> REQUIREMENT: Where a line contains the word "subscript", copy that line.

(Rows from a figure dataset)
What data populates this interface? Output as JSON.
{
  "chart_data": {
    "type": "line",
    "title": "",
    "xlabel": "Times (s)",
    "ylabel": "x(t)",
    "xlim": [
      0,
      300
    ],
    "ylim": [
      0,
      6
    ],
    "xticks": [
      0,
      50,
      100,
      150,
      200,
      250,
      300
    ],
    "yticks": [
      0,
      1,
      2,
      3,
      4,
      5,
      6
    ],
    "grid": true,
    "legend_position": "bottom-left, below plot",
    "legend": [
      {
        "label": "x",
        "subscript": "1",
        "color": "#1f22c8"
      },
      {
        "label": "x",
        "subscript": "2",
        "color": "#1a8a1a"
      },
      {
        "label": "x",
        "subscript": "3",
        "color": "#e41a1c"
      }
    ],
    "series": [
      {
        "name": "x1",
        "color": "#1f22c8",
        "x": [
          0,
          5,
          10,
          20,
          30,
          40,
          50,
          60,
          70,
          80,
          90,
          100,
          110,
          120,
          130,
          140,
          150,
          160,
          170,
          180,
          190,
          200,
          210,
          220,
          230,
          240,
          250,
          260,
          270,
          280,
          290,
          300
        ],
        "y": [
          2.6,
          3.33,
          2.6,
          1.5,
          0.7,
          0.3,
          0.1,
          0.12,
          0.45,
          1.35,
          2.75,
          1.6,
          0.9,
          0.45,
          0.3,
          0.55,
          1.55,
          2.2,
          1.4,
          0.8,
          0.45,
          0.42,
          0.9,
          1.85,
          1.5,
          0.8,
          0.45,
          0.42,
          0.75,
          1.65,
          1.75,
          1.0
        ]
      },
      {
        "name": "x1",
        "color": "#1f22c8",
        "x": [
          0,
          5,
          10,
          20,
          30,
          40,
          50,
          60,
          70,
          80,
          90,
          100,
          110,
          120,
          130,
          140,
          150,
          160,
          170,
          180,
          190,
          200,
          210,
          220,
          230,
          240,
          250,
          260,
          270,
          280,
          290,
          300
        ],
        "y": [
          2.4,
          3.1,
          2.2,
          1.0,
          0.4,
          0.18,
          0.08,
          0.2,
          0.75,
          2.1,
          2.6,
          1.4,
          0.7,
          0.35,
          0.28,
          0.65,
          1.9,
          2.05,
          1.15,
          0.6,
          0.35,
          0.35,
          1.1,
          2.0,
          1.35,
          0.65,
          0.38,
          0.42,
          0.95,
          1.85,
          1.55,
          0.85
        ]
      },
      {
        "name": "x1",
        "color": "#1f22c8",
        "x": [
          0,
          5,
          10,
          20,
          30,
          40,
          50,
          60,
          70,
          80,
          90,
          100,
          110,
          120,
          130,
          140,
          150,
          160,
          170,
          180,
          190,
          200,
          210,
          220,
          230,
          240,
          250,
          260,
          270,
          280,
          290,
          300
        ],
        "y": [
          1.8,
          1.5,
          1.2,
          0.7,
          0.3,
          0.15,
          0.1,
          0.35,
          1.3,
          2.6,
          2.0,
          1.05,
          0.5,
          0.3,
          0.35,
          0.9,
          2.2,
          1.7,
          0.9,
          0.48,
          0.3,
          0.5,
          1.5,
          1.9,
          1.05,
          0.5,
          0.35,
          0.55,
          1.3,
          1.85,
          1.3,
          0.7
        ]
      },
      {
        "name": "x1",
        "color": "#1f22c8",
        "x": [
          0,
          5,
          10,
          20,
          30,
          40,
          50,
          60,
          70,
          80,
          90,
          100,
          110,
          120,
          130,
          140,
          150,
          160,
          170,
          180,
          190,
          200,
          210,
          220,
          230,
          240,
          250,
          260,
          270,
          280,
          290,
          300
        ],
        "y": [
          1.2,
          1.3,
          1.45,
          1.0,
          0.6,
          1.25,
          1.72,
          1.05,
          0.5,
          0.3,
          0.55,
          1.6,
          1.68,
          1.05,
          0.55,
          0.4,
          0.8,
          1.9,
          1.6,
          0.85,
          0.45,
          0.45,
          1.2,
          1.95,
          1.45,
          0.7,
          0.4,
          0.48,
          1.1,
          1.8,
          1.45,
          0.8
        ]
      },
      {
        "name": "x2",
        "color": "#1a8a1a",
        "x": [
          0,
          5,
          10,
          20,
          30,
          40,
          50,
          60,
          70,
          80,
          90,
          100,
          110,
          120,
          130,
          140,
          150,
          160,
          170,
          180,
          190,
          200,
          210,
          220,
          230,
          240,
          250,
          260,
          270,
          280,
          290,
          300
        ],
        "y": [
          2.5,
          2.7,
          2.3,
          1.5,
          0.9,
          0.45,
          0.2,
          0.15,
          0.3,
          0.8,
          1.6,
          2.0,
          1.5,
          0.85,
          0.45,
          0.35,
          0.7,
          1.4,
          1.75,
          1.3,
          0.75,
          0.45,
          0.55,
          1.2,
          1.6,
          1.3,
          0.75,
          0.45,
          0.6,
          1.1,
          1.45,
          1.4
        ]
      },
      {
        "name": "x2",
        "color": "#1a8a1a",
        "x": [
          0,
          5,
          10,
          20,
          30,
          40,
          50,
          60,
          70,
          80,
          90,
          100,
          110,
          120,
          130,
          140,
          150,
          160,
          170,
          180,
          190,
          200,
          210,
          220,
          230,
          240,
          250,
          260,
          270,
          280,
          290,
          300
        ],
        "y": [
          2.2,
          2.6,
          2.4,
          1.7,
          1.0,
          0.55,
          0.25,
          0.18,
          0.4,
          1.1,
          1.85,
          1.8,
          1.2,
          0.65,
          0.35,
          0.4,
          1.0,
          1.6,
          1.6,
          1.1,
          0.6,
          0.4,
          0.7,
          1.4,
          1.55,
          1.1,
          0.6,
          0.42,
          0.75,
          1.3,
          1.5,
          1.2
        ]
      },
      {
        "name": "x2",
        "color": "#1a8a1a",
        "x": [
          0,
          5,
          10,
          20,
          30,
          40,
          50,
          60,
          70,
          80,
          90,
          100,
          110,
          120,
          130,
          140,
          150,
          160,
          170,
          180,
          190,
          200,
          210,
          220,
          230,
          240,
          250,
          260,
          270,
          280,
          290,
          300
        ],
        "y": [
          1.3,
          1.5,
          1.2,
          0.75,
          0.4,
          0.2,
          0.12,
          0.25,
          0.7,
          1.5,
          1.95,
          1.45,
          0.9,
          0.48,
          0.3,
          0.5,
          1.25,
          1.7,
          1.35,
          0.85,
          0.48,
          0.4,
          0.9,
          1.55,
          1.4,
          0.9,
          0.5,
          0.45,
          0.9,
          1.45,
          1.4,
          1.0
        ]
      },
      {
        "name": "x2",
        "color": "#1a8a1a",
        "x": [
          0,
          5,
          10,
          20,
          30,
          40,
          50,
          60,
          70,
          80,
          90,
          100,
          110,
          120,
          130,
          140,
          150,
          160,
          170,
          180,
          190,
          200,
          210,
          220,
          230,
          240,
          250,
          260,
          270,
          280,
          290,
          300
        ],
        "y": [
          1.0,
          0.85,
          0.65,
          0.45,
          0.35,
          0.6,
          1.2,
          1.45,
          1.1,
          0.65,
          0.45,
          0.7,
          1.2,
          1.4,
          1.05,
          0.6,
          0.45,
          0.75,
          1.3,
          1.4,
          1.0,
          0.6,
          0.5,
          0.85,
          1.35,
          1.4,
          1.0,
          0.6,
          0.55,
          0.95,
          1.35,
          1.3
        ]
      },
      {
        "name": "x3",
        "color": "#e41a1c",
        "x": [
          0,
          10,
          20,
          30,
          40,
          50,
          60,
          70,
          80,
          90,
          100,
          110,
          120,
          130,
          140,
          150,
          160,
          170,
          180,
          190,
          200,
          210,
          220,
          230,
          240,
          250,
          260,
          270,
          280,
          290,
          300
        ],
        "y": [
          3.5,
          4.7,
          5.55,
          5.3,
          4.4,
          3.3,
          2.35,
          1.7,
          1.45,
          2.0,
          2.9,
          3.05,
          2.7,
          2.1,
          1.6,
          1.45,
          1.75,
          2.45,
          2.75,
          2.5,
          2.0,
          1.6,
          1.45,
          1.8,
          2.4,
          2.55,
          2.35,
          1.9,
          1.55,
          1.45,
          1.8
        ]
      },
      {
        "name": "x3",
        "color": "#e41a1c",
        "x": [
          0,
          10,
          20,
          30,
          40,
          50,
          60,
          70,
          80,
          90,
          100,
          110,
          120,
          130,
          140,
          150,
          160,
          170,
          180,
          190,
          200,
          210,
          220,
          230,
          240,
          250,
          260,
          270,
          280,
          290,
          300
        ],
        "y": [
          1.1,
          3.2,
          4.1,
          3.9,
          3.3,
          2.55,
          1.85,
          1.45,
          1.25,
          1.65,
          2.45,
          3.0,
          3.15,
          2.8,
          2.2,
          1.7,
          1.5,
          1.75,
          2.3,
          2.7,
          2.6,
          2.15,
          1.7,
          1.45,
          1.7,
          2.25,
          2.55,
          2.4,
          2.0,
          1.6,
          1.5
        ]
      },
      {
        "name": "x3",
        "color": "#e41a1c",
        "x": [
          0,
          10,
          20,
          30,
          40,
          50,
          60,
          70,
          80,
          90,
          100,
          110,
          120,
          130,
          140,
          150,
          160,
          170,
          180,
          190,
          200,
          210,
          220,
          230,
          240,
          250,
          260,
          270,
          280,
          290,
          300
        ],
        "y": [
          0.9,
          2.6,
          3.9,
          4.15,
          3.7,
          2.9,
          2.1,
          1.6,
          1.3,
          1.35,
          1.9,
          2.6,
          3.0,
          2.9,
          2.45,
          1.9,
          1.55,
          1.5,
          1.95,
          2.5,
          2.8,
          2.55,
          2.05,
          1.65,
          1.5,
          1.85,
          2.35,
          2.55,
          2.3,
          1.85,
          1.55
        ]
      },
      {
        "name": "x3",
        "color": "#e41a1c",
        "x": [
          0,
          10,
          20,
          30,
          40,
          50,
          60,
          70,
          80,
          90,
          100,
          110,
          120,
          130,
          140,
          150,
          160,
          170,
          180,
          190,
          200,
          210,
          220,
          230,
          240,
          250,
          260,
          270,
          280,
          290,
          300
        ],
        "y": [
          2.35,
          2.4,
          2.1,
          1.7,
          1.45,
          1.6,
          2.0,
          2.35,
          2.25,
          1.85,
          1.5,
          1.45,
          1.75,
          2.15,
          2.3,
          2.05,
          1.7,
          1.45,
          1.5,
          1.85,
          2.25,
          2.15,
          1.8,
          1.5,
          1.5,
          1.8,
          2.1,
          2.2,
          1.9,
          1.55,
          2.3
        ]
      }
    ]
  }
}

> EXPECTED ANSWER:
        "subscript": "1",
        "subscript": "2",
        "subscript": "3",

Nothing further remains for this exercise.